— start Supplied information —

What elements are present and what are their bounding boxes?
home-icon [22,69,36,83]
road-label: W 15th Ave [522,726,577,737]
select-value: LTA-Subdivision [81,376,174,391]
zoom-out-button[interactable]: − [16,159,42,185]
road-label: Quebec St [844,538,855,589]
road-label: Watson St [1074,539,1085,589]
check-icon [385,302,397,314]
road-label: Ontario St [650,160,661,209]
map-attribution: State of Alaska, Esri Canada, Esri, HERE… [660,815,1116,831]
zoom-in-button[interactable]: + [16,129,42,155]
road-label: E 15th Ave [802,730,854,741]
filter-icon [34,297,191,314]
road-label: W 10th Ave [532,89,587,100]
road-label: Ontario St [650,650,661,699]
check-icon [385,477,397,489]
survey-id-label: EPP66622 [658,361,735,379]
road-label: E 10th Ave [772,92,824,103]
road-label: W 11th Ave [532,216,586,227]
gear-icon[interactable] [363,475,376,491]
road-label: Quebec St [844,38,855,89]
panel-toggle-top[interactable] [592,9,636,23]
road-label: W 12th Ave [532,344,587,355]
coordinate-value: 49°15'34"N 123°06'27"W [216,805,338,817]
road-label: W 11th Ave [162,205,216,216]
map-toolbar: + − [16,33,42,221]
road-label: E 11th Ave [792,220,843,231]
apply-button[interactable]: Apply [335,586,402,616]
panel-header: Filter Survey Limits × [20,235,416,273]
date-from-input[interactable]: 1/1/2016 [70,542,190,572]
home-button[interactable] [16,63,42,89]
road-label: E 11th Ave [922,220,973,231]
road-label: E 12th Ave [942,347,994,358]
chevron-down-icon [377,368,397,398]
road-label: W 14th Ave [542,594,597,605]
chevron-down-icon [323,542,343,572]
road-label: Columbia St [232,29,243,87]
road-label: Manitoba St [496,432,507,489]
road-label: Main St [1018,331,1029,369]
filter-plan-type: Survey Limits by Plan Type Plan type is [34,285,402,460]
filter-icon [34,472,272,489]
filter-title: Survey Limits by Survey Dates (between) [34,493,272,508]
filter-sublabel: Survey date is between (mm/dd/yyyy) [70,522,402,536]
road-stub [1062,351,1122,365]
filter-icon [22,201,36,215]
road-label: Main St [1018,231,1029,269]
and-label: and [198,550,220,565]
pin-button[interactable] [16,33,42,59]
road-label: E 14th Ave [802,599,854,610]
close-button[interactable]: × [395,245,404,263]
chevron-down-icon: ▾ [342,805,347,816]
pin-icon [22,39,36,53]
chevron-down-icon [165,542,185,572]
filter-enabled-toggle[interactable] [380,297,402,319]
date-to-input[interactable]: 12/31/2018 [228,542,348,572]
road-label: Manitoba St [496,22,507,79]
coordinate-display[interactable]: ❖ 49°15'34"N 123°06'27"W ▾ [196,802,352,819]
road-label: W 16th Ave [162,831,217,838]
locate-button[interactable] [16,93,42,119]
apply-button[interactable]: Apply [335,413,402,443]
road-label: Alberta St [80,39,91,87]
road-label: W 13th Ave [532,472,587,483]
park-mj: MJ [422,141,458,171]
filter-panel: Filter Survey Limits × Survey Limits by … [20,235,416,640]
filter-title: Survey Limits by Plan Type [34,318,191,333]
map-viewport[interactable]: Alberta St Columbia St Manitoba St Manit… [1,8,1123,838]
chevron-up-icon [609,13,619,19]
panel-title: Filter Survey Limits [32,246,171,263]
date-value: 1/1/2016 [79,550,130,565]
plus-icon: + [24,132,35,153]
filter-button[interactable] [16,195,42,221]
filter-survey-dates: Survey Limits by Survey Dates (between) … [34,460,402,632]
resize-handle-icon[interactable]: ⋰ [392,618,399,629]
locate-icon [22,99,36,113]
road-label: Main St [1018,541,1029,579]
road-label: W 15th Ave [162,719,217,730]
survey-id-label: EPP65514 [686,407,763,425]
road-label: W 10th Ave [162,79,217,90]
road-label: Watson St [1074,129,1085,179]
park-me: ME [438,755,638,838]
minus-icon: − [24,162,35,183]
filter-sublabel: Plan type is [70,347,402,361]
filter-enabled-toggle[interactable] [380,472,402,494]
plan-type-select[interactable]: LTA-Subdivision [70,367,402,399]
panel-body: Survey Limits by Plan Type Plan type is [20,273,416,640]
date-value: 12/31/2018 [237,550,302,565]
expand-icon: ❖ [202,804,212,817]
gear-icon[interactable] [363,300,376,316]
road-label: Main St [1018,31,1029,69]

— end Supplied information —
— start Supplied information —

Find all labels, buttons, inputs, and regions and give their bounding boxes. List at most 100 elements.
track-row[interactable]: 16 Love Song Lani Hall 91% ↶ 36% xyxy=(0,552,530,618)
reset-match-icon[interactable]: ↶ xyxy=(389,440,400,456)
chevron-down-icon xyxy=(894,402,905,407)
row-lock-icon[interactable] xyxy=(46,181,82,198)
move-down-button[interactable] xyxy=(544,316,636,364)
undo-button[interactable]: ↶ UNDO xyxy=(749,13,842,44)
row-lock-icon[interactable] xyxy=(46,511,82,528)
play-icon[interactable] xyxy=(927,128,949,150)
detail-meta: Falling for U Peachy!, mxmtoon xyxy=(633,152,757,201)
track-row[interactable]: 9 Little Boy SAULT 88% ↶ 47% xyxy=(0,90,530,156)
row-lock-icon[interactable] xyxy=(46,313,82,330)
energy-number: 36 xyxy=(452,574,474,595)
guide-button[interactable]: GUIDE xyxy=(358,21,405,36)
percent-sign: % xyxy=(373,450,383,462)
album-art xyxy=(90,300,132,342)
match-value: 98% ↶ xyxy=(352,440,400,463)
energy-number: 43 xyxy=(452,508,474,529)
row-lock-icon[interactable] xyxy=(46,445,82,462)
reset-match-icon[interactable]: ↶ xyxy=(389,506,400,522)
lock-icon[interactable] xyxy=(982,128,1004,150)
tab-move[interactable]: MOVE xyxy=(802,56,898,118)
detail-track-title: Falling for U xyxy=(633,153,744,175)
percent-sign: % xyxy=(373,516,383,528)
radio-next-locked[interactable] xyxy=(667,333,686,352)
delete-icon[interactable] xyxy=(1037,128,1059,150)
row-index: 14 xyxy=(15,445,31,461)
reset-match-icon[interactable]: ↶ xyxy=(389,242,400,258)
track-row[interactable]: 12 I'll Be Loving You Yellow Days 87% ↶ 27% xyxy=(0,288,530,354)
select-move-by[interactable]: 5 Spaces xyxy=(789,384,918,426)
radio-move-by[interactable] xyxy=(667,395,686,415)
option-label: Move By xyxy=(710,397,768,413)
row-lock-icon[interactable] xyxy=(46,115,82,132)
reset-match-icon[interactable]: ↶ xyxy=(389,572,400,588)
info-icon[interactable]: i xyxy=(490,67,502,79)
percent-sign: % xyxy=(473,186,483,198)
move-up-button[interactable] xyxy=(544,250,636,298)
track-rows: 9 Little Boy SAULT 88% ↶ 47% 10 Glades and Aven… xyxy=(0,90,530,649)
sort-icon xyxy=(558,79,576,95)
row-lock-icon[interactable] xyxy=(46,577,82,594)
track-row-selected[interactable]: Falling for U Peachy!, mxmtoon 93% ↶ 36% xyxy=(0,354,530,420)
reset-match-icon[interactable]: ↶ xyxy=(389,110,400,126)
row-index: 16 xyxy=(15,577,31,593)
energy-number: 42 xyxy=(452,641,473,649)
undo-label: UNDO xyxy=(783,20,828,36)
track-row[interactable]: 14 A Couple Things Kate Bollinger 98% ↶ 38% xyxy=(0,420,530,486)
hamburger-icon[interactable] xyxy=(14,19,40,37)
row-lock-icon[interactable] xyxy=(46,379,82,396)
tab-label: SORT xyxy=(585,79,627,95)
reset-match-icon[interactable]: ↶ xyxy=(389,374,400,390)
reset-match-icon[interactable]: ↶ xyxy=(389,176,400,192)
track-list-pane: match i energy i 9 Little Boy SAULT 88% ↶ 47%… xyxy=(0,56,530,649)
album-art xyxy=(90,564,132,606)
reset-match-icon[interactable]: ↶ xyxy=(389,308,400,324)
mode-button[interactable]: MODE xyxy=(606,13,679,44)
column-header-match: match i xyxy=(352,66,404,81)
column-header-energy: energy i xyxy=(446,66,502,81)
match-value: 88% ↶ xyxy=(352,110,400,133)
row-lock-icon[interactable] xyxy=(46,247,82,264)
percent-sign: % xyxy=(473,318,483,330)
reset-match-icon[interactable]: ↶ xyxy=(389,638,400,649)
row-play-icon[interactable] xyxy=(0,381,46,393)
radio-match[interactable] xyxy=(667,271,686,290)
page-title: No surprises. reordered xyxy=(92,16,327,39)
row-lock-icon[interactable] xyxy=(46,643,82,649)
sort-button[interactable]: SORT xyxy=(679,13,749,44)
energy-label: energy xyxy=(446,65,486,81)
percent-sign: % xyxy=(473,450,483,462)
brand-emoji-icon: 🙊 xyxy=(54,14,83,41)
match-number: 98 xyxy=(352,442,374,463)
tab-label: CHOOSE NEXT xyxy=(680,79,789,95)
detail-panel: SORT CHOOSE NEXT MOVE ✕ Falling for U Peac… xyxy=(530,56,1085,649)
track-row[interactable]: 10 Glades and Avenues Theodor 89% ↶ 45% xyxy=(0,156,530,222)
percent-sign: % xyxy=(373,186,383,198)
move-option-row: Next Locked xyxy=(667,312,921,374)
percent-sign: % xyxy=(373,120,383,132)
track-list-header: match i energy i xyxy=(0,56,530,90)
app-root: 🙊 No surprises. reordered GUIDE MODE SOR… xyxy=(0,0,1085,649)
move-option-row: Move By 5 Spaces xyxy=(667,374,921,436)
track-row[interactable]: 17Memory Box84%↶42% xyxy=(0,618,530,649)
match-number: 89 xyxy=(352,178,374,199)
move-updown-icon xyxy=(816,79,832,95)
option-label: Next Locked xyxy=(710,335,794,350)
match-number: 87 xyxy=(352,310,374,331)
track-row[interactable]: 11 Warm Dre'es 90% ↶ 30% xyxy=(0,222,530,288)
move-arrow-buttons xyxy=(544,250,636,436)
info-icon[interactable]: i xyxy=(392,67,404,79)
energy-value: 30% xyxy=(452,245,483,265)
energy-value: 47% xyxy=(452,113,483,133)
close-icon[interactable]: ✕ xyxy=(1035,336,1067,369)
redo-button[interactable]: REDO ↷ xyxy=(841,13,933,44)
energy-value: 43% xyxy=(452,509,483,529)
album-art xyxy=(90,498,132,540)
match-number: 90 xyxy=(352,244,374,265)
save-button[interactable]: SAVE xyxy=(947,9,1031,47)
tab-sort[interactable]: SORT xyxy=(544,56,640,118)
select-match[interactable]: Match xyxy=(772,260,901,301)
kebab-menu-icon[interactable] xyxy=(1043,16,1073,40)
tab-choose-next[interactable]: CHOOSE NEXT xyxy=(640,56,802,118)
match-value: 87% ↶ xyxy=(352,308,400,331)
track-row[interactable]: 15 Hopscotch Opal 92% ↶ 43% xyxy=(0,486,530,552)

— end Supplied information —

• Task to carry out
Reproduce the lines of the material above verbatim, starting at the line that contains "What elements are" and stopping after the line that contains "pin-icon [22,39,36,53]".

• Answer
What elements are present and what are their bounding boxes?
home-icon [22,69,36,83]
road-label: W 15th Ave [522,726,577,737]
select-value: LTA-Subdivision [81,376,174,391]
zoom-out-button[interactable]: − [16,159,42,185]
road-label: Quebec St [844,538,855,589]
road-label: Watson St [1074,539,1085,589]
check-icon [385,302,397,314]
road-label: Ontario St [650,160,661,209]
map-attribution: State of Alaska, Esri Canada, Esri, HERE… [660,815,1116,831]
zoom-in-button[interactable]: + [16,129,42,155]
road-label: E 15th Ave [802,730,854,741]
filter-icon [34,297,191,314]
road-label: W 10th Ave [532,89,587,100]
road-label: Ontario St [650,650,661,699]
check-icon [385,477,397,489]
survey-id-label: EPP66622 [658,361,735,379]
road-label: E 10th Ave [772,92,824,103]
road-label: W 11th Ave [532,216,586,227]
gear-icon[interactable] [363,475,376,491]
road-label: Quebec St [844,38,855,89]
panel-toggle-top[interactable] [592,9,636,23]
road-label: W 12th Ave [532,344,587,355]
coordinate-value: 49°15'34"N 123°06'27"W [216,805,338,817]
road-label: W 11th Ave [162,205,216,216]
map-toolbar: + − [16,33,42,221]
road-label: E 11th Ave [792,220,843,231]
apply-button[interactable]: Apply [335,586,402,616]
panel-header: Filter Survey Limits × [20,235,416,273]
date-from-input[interactable]: 1/1/2016 [70,542,190,572]
home-button[interactable] [16,63,42,89]
road-label: E 11th Ave [922,220,973,231]
road-label: E 12th Ave [942,347,994,358]
chevron-down-icon [377,368,397,398]
road-label: W 14th Ave [542,594,597,605]
chevron-down-icon [323,542,343,572]
road-label: Columbia St [232,29,243,87]
road-label: Manitoba St [496,432,507,489]
road-label: Main St [1018,331,1029,369]
filter-plan-type: Survey Limits by Plan Type Plan type is [34,285,402,460]
filter-icon [34,472,272,489]
filter-title: Survey Limits by Survey Dates (between) [34,493,272,508]
filter-sublabel: Survey date is between (mm/dd/yyyy) [70,522,402,536]
road-stub [1062,351,1122,365]
filter-icon [22,201,36,215]
road-label: Main St [1018,231,1029,269]
and-label: and [198,550,220,565]
pin-button[interactable] [16,33,42,59]
road-label: E 14th Ave [802,599,854,610]
close-button[interactable]: × [395,245,404,263]
chevron-down-icon: ▾ [342,805,347,816]
pin-icon [22,39,36,53]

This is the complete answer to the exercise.